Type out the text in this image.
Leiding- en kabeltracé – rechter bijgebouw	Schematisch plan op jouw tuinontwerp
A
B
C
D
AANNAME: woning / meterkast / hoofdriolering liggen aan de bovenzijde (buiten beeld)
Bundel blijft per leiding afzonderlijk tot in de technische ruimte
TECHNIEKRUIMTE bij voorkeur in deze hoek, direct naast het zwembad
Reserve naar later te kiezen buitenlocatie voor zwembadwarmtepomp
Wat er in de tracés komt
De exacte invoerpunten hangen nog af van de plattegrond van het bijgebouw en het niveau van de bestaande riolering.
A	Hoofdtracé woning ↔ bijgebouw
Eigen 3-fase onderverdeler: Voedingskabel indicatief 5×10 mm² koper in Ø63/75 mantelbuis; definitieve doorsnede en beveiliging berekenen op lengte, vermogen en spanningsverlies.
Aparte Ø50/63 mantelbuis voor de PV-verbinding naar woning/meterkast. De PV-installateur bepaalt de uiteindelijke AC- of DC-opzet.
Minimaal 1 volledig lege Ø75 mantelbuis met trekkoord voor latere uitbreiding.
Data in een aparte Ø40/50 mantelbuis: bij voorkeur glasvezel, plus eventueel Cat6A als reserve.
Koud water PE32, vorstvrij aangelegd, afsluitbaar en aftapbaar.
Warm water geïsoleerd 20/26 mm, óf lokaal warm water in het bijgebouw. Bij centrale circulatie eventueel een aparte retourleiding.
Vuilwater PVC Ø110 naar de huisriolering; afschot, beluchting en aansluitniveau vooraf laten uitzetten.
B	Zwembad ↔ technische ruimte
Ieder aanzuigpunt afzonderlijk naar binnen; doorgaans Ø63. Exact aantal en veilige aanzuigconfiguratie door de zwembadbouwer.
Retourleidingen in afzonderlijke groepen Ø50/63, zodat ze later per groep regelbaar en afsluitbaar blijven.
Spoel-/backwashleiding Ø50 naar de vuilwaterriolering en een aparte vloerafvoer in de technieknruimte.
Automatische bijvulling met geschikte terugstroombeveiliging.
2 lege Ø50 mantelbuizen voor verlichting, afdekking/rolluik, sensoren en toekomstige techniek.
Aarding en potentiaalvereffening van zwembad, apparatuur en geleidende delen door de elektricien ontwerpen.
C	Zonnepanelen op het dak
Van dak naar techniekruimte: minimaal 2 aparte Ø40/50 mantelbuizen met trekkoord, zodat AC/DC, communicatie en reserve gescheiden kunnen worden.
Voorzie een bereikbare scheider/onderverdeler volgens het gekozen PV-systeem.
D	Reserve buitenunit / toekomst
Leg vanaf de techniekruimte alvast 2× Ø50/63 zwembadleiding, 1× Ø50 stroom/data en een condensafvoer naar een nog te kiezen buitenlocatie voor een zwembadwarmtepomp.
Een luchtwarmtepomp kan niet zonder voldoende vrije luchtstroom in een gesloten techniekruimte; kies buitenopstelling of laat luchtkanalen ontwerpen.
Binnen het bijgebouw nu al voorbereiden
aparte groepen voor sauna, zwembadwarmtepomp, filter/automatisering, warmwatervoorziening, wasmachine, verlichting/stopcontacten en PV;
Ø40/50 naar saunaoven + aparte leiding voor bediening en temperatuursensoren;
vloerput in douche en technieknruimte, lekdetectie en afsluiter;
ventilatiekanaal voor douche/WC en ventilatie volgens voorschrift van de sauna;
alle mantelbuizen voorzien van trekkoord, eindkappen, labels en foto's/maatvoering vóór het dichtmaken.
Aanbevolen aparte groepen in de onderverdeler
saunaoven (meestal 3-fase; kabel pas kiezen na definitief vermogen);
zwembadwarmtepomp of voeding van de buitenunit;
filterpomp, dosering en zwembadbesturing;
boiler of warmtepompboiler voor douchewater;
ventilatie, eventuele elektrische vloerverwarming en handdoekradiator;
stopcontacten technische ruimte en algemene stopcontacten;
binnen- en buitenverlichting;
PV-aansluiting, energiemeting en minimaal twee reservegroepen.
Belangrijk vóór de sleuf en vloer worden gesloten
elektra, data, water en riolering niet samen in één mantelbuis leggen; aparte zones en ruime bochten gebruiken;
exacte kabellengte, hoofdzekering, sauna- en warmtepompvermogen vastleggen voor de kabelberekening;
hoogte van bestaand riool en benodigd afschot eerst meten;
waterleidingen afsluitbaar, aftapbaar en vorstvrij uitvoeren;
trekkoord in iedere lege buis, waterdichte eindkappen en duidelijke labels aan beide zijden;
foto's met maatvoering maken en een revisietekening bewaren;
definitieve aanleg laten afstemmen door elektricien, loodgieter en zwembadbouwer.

* **What the task requires**
Write the material out exactly, with nothing left out.

* **Output**
Type out the text in this image.
Leiding- en kabeltracé – rechter bijgebouw	Schematisch plan op jouw tuinontwerp
A
B
C
D
AANNAME: woning / meterkast / hoofdriolering liggen aan de bovenzijde (buiten beeld)
Bundel blijft per leiding afzonderlijk tot in de technische ruimte
TECHNIEKRUIMTE bij voorkeur in deze hoek, direct naast het zwembad
Reserve naar later te kiezen buitenlocatie voor zwembadwarmtepomp
Wat er in de tracés komt
De exacte invoerpunten hangen nog af van de plattegrond van het bijgebouw en het niveau van de bestaande riolering.
A	Hoofdtracé woning ↔ bijgebouw
Eigen 3-fase onderverdeler: Voedingskabel indicatief 5×10 mm² koper in Ø63/75 mantelbuis; definitieve doorsnede en beveiliging berekenen op lengte, vermogen en spanningsverlies.
Aparte Ø50/63 mantelbuis voor de PV-verbinding naar woning/meterkast. De PV-installateur bepaalt de uiteindelijke AC- of DC-opzet.
Minimaal 1 volledig lege Ø75 mantelbuis met trekkoord voor latere uitbreiding.
Data in een aparte Ø40/50 mantelbuis: bij voorkeur glasvezel, plus eventueel Cat6A als reserve.
Koud water PE32, vorstvrij aangelegd, afsluitbaar en aftapbaar.
Warm water geïsoleerd 20/26 mm, óf lokaal warm water in het bijgebouw. Bij centrale circulatie eventueel een aparte retourleiding.
Vuilwater PVC Ø110 naar de huisriolering; afschot, beluchting en aansluitniveau vooraf laten uitzetten.
B	Zwembad ↔ technische ruimte
Ieder aanzuigpunt afzonderlijk naar binnen; doorgaans Ø63. Exact aantal en veilige aanzuigconfiguratie door de zwembadbouwer.
Retourleidingen in afzonderlijke groepen Ø50/63, zodat ze later per groep regelbaar en afsluitbaar blijven.
Spoel-/backwashleiding Ø50 naar de vuilwaterriolering en een aparte vloerafvoer in de technieknruimte.
Automatische bijvulling met geschikte terugstroombeveiliging.
2 lege Ø50 mantelbuizen voor verlichting, afdekking/rolluik, sensoren en toekomstige techniek.
Aarding en potentiaalvereffening van zwembad, apparatuur en geleidende delen door de elektricien ontwerpen.
C	Zonnepanelen op het dak
Van dak naar techniekruimte: minimaal 2 aparte Ø40/50 mantelbuizen met trekkoord, zodat AC/DC, communicatie en reserve gescheiden kunnen worden.
Voorzie een bereikbare scheider/onderverdeler volgens het gekozen PV-systeem.
D	Reserve buitenunit / toekomst
Leg vanaf de techniekruimte alvast 2× Ø50/63 zwembadleiding, 1× Ø50 stroom/data en een condensafvoer naar een nog te kiezen buitenlocatie voor een zwembadwarmtepomp.
Een luchtwarmtepomp kan niet zonder voldoende vrije luchtstroom in een gesloten techniekruimte; kies buitenopstelling of laat luchtkanalen ontwerpen.
Binnen het bijgebouw nu al voorbereiden
aparte groepen voor sauna, zwembadwarmtepomp, filter/automatisering, warmwatervoorziening, wasmachine, verlichting/stopcontacten en PV;
Ø40/50 naar saunaoven + aparte leiding voor bediening en temperatuursensoren;
vloerput in douche en technieknruimte, lekdetectie en afsluiter;
ventilatiekanaal voor douche/WC en ventilatie volgens voorschrift van de sauna;
alle mantelbuizen voorzien van trekkoord, eindkappen, labels en foto's/maatvoering vóór het dichtmaken.
Aanbevolen aparte groepen in de onderverdeler
saunaoven (meestal 3-fase; kabel pas kiezen na definitief vermogen);
zwembadwarmtepomp of voeding van de buitenunit;
filterpomp, dosering en zwembadbesturing;
boiler of warmtepompboiler voor douchewater;
ventilatie, eventuele elektrische vloerverwarming en handdoekradiator;
stopcontacten technische ruimte en algemene stopcontacten;
binnen- en buitenverlichting;
PV-aansluiting, energiemeting en minimaal twee reservegroepen.
Belangrijk vóór de sleuf en vloer worden gesloten
elektra, data, water en riolering niet samen in één mantelbuis leggen; aparte zones en ruime bochten gebruiken;
exacte kabellengte, hoofdzekering, sauna- en warmtepompvermogen vastleggen voor de kabelberekening;
hoogte van bestaand riool en benodigd afschot eerst meten;
waterleidingen afsluitbaar, aftapbaar en vorstvrij uitvoeren;
trekkoord in iedere lege buis, waterdichte eindkappen en duidelijke labels aan beide zijden;
foto's met maatvoering maken en een revisietekening bewaren;
definitieve aanleg laten afstemmen door elektricien, loodgieter en zwembadbouwer.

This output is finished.